Goal of the exercise: Provide only the number of lines in the listing that contain the string "certify".

Input for this task:
◇ ◇ ◇ ◇ ◇ ◇ ◇

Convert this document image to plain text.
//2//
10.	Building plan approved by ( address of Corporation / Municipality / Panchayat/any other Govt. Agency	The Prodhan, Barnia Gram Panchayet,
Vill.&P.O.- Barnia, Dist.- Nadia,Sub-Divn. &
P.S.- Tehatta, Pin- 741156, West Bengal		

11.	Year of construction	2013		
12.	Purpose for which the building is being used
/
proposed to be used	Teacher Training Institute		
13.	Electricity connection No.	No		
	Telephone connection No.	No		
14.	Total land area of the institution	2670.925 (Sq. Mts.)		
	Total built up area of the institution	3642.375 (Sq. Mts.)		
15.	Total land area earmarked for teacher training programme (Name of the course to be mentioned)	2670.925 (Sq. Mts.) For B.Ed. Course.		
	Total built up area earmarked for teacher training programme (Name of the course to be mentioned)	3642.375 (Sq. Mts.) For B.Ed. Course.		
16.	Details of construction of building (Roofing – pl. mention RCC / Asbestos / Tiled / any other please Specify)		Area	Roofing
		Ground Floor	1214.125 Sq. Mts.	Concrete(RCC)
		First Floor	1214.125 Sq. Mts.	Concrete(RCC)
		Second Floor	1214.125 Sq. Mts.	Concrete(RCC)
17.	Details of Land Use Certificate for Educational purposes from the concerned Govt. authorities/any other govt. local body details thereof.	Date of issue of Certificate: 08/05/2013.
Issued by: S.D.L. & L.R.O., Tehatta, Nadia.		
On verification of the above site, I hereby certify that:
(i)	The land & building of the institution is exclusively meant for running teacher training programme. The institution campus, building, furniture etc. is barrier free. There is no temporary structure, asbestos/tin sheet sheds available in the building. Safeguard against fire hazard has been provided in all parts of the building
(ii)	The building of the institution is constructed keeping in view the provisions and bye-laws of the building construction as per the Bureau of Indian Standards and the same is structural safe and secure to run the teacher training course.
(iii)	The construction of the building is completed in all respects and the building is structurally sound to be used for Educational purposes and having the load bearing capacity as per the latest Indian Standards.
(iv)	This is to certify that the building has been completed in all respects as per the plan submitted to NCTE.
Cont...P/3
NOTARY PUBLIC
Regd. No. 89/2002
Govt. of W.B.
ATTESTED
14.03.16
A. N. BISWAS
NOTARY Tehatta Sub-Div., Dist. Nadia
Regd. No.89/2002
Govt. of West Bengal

◇ ◇ ◇ ◇ ◇ ◇ ◇

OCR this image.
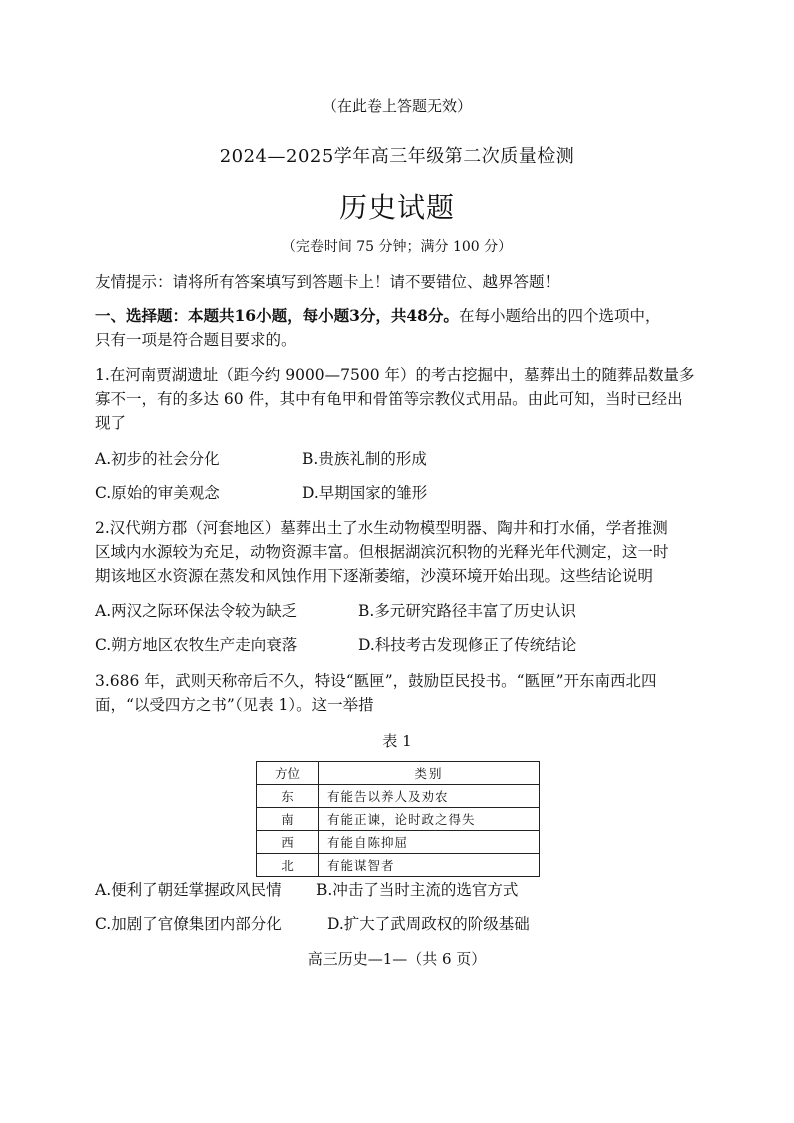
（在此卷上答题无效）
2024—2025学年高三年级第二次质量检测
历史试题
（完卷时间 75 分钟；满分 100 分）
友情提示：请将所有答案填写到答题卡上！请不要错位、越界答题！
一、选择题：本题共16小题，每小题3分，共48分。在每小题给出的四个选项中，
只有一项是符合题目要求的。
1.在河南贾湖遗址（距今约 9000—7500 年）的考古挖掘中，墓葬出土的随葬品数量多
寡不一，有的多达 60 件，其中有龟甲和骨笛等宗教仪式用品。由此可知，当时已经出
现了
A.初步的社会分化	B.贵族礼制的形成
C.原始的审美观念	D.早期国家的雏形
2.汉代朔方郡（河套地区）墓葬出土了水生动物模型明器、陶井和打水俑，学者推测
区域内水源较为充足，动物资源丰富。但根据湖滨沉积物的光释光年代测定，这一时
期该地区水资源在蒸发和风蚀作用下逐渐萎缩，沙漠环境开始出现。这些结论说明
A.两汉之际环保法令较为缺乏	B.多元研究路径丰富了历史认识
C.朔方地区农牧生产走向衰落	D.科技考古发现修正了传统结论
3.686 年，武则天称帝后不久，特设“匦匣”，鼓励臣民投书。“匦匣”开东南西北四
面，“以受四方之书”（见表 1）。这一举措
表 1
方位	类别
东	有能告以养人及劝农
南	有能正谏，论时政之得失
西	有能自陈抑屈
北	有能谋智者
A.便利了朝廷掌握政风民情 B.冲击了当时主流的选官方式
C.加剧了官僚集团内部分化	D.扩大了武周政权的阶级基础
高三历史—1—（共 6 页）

◇ ◇ ◇ ◇ ◇ ◇ ◇

Task answer: 2